— start Material to process —

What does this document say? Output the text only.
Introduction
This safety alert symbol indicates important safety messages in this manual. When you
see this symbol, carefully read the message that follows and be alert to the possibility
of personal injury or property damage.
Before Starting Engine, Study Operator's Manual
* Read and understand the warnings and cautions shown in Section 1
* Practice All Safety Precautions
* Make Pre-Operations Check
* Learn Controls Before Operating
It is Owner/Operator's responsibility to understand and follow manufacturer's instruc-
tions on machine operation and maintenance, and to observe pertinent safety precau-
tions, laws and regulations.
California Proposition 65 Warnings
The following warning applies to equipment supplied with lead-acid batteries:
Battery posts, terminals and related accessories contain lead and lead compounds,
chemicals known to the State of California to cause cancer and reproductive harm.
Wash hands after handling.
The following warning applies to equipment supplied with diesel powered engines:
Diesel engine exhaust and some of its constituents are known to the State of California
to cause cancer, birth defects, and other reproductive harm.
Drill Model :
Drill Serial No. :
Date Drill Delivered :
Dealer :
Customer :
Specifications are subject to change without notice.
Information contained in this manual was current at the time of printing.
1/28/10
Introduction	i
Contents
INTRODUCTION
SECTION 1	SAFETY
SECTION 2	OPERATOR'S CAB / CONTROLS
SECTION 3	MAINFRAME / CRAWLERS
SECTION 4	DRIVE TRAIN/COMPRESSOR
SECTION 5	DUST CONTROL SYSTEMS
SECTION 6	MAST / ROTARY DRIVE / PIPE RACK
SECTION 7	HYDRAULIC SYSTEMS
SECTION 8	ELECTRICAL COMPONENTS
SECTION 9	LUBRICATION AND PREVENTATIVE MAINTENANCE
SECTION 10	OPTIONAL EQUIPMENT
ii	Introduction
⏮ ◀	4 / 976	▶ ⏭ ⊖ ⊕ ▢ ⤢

— end Material to process —
— start Material to process —

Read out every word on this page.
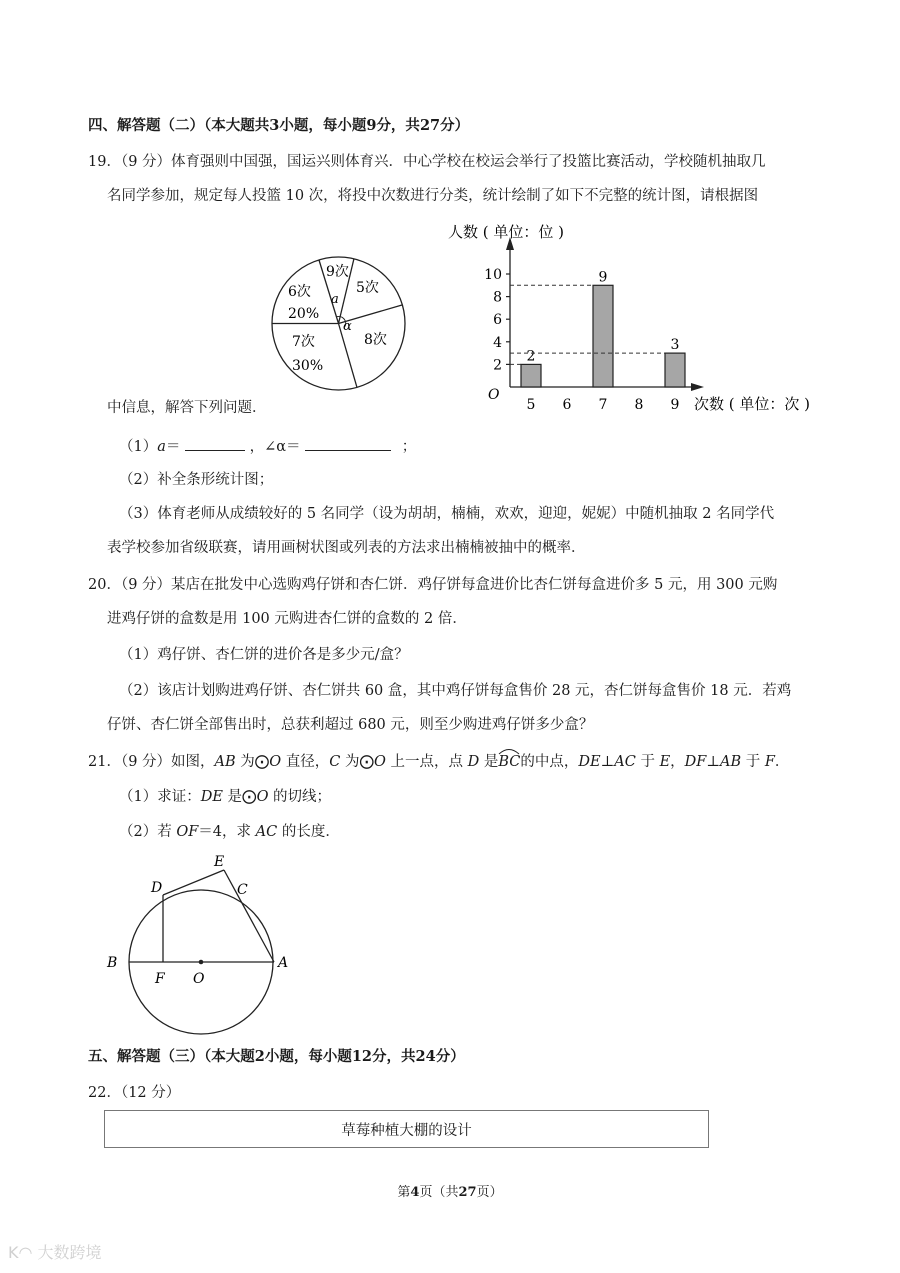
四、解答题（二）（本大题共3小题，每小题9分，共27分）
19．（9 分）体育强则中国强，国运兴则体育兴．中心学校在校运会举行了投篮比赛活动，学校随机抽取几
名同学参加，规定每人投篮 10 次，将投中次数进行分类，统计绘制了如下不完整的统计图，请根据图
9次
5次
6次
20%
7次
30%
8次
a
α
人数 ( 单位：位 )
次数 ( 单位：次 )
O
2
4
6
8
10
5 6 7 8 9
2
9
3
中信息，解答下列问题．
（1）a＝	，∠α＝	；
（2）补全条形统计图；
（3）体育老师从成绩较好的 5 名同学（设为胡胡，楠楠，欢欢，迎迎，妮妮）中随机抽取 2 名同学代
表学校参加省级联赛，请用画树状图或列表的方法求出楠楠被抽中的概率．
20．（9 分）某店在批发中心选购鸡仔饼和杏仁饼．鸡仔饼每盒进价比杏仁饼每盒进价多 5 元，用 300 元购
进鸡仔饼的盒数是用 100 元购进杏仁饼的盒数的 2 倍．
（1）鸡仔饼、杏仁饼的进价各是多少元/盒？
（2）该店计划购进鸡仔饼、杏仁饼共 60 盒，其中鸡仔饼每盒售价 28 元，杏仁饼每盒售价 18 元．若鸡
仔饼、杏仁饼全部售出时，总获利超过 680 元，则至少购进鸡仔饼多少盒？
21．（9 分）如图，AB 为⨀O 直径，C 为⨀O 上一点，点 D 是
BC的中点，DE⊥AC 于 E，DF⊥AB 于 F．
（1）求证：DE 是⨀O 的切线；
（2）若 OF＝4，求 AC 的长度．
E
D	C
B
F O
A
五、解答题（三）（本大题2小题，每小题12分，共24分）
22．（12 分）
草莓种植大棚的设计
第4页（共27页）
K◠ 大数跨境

— end Material to process —

- [Short problem]:
Look through the listing and extract every line with "symbol" in it.

- [Task output]:
This safety alert symbol indicates important safety messages in this manual. When you
see this symbol, carefully read the message that follows and be alert to the possibility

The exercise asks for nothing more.